PROBLEM STATEMENT:
Can you give all the records again without altering a single character?
═════ RECORDS TO PROCESS ═════
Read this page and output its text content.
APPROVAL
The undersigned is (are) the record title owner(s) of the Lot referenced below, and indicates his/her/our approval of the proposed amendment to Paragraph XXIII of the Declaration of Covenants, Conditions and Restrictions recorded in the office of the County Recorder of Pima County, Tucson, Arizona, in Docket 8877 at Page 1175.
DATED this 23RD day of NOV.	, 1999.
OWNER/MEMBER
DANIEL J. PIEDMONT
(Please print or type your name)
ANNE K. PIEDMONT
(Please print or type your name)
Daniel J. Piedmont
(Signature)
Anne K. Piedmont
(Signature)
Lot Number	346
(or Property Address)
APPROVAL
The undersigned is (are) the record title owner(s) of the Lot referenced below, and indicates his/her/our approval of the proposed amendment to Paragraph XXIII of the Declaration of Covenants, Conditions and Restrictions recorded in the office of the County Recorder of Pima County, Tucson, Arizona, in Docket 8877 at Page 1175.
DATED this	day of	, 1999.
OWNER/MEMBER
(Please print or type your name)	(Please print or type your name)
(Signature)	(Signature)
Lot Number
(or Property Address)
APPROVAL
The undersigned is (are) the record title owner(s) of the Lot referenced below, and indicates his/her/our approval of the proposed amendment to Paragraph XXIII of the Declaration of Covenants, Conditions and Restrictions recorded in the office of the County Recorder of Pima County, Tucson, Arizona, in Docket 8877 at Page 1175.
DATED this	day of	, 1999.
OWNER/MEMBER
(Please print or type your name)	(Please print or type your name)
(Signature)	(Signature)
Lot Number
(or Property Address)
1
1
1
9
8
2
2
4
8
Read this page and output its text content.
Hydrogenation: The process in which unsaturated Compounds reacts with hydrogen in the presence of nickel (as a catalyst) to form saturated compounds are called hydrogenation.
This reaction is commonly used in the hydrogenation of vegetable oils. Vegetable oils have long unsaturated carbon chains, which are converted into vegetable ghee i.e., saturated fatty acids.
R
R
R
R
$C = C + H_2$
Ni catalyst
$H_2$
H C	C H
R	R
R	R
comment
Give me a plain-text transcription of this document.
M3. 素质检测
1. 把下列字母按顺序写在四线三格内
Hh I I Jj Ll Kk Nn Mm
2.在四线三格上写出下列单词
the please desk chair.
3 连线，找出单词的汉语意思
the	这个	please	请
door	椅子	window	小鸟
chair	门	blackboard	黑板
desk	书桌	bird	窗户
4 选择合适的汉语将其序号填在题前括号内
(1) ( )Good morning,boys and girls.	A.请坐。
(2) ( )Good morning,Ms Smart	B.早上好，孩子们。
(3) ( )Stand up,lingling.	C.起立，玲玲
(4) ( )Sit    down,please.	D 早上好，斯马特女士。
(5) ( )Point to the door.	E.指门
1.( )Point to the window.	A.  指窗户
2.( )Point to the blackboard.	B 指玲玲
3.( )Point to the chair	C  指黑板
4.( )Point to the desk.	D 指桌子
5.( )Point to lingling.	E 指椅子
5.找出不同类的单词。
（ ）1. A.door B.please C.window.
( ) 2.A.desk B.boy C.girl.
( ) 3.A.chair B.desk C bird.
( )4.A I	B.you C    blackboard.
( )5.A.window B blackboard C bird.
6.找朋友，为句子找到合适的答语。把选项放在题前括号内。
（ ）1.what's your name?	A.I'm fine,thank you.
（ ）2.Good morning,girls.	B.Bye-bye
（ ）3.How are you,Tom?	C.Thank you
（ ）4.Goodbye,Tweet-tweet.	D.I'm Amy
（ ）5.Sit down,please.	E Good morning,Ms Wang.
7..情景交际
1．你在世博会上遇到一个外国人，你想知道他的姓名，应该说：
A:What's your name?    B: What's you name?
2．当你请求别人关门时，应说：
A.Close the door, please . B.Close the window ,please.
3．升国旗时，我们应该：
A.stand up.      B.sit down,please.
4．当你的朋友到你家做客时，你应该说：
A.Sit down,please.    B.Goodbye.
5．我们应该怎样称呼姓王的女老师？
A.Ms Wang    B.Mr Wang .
═════
EXERCISE SOLUTION:
Read this page and output its text content.
APPROVAL
The undersigned is (are) the record title owner(s) of the Lot referenced below, and indicates his/her/our approval of the proposed amendment to Paragraph XXIII of the Declaration of Covenants, Conditions and Restrictions recorded in the office of the County Recorder of Pima County, Tucson, Arizona, in Docket 8877 at Page 1175.
DATED this 23RD day of NOV.	, 1999.
OWNER/MEMBER
DANIEL J. PIEDMONT
(Please print or type your name)
ANNE K. PIEDMONT
(Please print or type your name)
Daniel J. Piedmont
(Signature)
Anne K. Piedmont
(Signature)
Lot Number	346
(or Property Address)
APPROVAL
The undersigned is (are) the record title owner(s) of the Lot referenced below, and indicates his/her/our approval of the proposed amendment to Paragraph XXIII of the Declaration of Covenants, Conditions and Restrictions recorded in the office of the County Recorder of Pima County, Tucson, Arizona, in Docket 8877 at Page 1175.
DATED this	day of	, 1999.
OWNER/MEMBER
(Please print or type your name)	(Please print or type your name)
(Signature)	(Signature)
Lot Number
(or Property Address)
APPROVAL
The undersigned is (are) the record title owner(s) of the Lot referenced below, and indicates his/her/our approval of the proposed amendment to Paragraph XXIII of the Declaration of Covenants, Conditions and Restrictions recorded in the office of the County Recorder of Pima County, Tucson, Arizona, in Docket 8877 at Page 1175.
DATED this	day of	, 1999.
OWNER/MEMBER
(Please print or type your name)	(Please print or type your name)
(Signature)	(Signature)
Lot Number
(or Property Address)
1
1
1
9
8
2
2
4
8
Read this page and output its text content.
Hydrogenation: The process in which unsaturated Compounds reacts with hydrogen in the presence of nickel (as a catalyst) to form saturated compounds are called hydrogenation.
This reaction is commonly used in the hydrogenation of vegetable oils. Vegetable oils have long unsaturated carbon chains, which are converted into vegetable ghee i.e., saturated fatty acids.
R
R
R
R
$C = C + H_2$
Ni catalyst
$H_2$
H C	C H
R	R
R	R
comment
Give me a plain-text transcription of this document.
M3. 素质检测
1. 把下列字母按顺序写在四线三格内
Hh I I Jj Ll Kk Nn Mm
2.在四线三格上写出下列单词
the please desk chair.
3 连线，找出单词的汉语意思
the	这个	please	请
door	椅子	window	小鸟
chair	门	blackboard	黑板
desk	书桌	bird	窗户
4 选择合适的汉语将其序号填在题前括号内
(1) ( )Good morning,boys and girls.	A.请坐。
(2) ( )Good morning,Ms Smart	B.早上好，孩子们。
(3) ( )Stand up,lingling.	C.起立，玲玲
(4) ( )Sit    down,please.	D 早上好，斯马特女士。
(5) ( )Point to the door.	E.指门
1.( )Point to the window.	A.  指窗户
2.( )Point to the blackboard.	B 指玲玲
3.( )Point to the chair	C  指黑板
4.( )Point to the desk.	D 指桌子
5.( )Point to lingling.	E 指椅子
5.找出不同类的单词。
（ ）1. A.door B.please C.window.
( ) 2.A.desk B.boy C.girl.
( ) 3.A.chair B.desk C bird.
( )4.A I	B.you C    blackboard.
( )5.A.window B blackboard C bird.
6.找朋友，为句子找到合适的答语。把选项放在题前括号内。
（ ）1.what's your name?	A.I'm fine,thank you.
（ ）2.Good morning,girls.	B.Bye-bye
（ ）3.How are you,Tom?	C.Thank you
（ ）4.Goodbye,Tweet-tweet.	D.I'm Amy
（ ）5.Sit down,please.	E Good morning,Ms Wang.
7..情景交际
1．你在世博会上遇到一个外国人，你想知道他的姓名，应该说：
A:What's your name?    B: What's you name?
2．当你请求别人关门时，应说：
A.Close the door, please . B.Close the window ,please.
3．升国旗时，我们应该：
A.stand up.      B.sit down,please.
4．当你的朋友到你家做客时，你应该说：
A.Sit down,please.    B.Goodbye.
5．我们应该怎样称呼姓王的女老师？
A.Ms Wang    B.Mr Wang .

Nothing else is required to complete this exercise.